Pictures within the data are to be left out; everything else must be reproduced exactly.
START Material provided
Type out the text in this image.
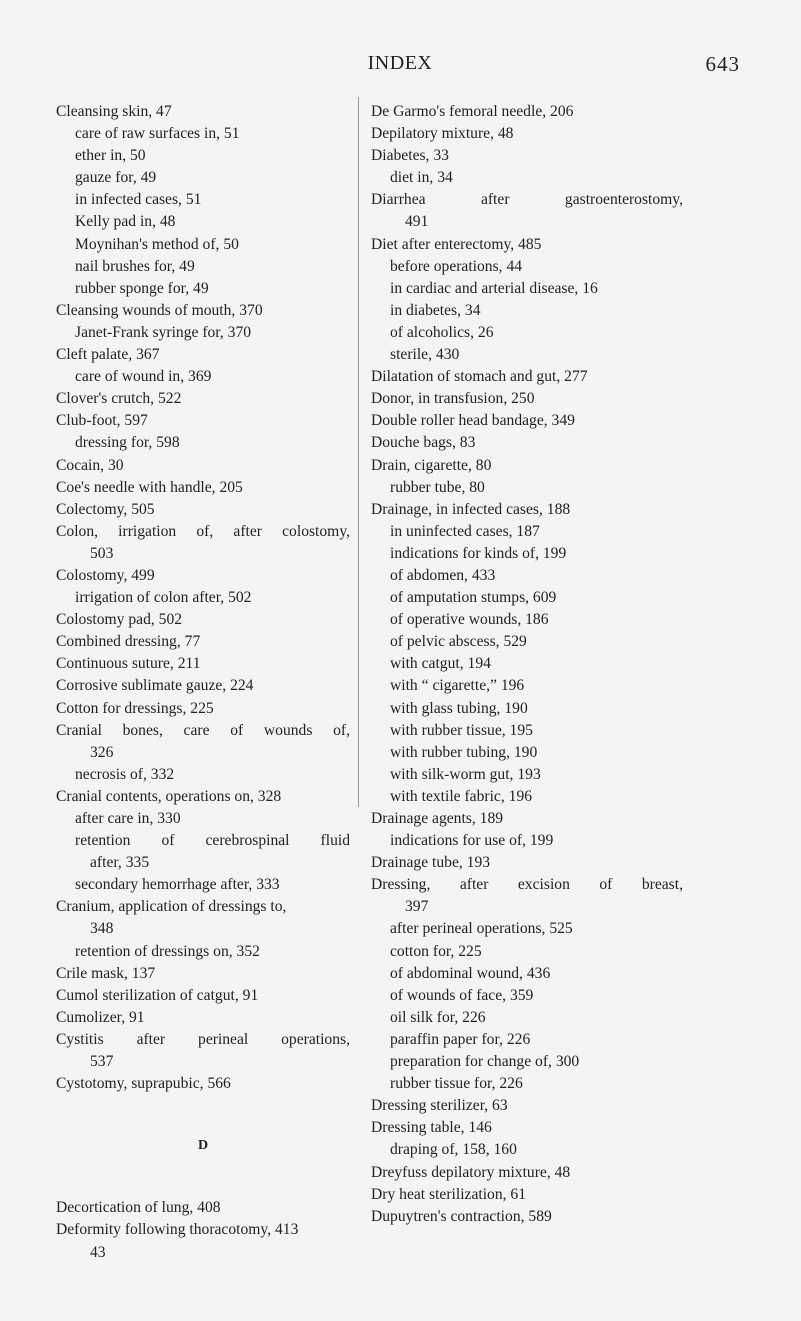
INDEX	643
Cleansing skin, 47
care of raw surfaces in, 51
ether in, 50
gauze for, 49
in infected cases, 51
Kelly pad in, 48
Moynihan's method of, 50
nail brushes for, 49
rubber sponge for, 49
Cleansing wounds of mouth, 370
Janet-Frank syringe for, 370
Cleft palate, 367
care of wound in, 369
Clover's crutch, 522
Club-foot, 597
dressing for, 598
Cocain, 30
Coe's needle with handle, 205
Colectomy, 505
Colon, irrigation of, after colostomy,
503
Colostomy, 499
irrigation of colon after, 502
Colostomy pad, 502
Combined dressing, 77
Continuous suture, 211
Corrosive sublimate gauze, 224
Cotton for dressings, 225
Cranial bones, care of wounds of,
326
necrosis of, 332
Cranial contents, operations on, 328
after care in, 330
retention of cerebrospinal fluid
after, 335
secondary hemorrhage after, 333
Cranium, application of dressings to,
348
retention of dressings on, 352
Crile mask, 137
Cumol sterilization of catgut, 91
Cumolizer, 91
Cystitis after perineal operations,
537
Cystotomy, suprapubic, 566
D
Decortication of lung, 408
Deformity following thoracotomy, 413
43
De Garmo's femoral needle, 206
Depilatory mixture, 48
Diabetes, 33
diet in, 34
Diarrhea after gastroenterostomy,
491
Diet after enterectomy, 485
before operations, 44
in cardiac and arterial disease, 16
in diabetes, 34
of alcoholics, 26
sterile, 430
Dilatation of stomach and gut, 277
Donor, in transfusion, 250
Double roller head bandage, 349
Douche bags, 83
Drain, cigarette, 80
rubber tube, 80
Drainage, in infected cases, 188
in uninfected cases, 187
indications for kinds of, 199
of abdomen, 433
of amputation stumps, 609
of operative wounds, 186
of pelvic abscess, 529
with catgut, 194
with “ cigarette,” 196
with glass tubing, 190
with rubber tissue, 195
with rubber tubing, 190
with silk-worm gut, 193
with textile fabric, 196
Drainage agents, 189
indications for use of, 199
Drainage tube, 193
Dressing, after excision of breast,
397
after perineal operations, 525
cotton for, 225
of abdominal wound, 436
of wounds of face, 359
oil silk for, 226
paraffin paper for, 226
preparation for change of, 300
rubber tissue for, 226
Dressing sterilizer, 63
Dressing table, 146
draping of, 158, 160
Dreyfuss depilatory mixture, 48
Dry heat sterilization, 61
Dupuytren's contraction, 589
END Material provided
## Solution to the exercise
Type out the text in this image.
INDEX	643
Cleansing skin, 47
care of raw surfaces in, 51
ether in, 50
gauze for, 49
in infected cases, 51
Kelly pad in, 48
Moynihan's method of, 50
nail brushes for, 49
rubber sponge for, 49
Cleansing wounds of mouth, 370
Janet-Frank syringe for, 370
Cleft palate, 367
care of wound in, 369
Clover's crutch, 522
Club-foot, 597
dressing for, 598
Cocain, 30
Coe's needle with handle, 205
Colectomy, 505
Colon, irrigation of, after colostomy,
503
Colostomy, 499
irrigation of colon after, 502
Colostomy pad, 502
Combined dressing, 77
Continuous suture, 211
Corrosive sublimate gauze, 224
Cotton for dressings, 225
Cranial bones, care of wounds of,
326
necrosis of, 332
Cranial contents, operations on, 328
after care in, 330
retention of cerebrospinal fluid
after, 335
secondary hemorrhage after, 333
Cranium, application of dressings to,
348
retention of dressings on, 352
Crile mask, 137
Cumol sterilization of catgut, 91
Cumolizer, 91
Cystitis after perineal operations,
537
Cystotomy, suprapubic, 566
D
Decortication of lung, 408
Deformity following thoracotomy, 413
43
De Garmo's femoral needle, 206
Depilatory mixture, 48
Diabetes, 33
diet in, 34
Diarrhea after gastroenterostomy,
491
Diet after enterectomy, 485
before operations, 44
in cardiac and arterial disease, 16
in diabetes, 34
of alcoholics, 26
sterile, 430
Dilatation of stomach and gut, 277
Donor, in transfusion, 250
Double roller head bandage, 349
Douche bags, 83
Drain, cigarette, 80
rubber tube, 80
Drainage, in infected cases, 188
in uninfected cases, 187
indications for kinds of, 199
of abdomen, 433
of amputation stumps, 609
of operative wounds, 186
of pelvic abscess, 529
with catgut, 194
with “ cigarette,” 196
with glass tubing, 190
with rubber tissue, 195
with rubber tubing, 190
with silk-worm gut, 193
with textile fabric, 196
Drainage agents, 189
indications for use of, 199
Drainage tube, 193
Dressing, after excision of breast,
397
after perineal operations, 525
cotton for, 225
of abdominal wound, 436
of wounds of face, 359
oil silk for, 226
paraffin paper for, 226
preparation for change of, 300
rubber tissue for, 226
Dressing sterilizer, 63
Dressing table, 146
draping of, 158, 160
Dreyfuss depilatory mixture, 48
Dry heat sterilization, 61
Dupuytren's contraction, 589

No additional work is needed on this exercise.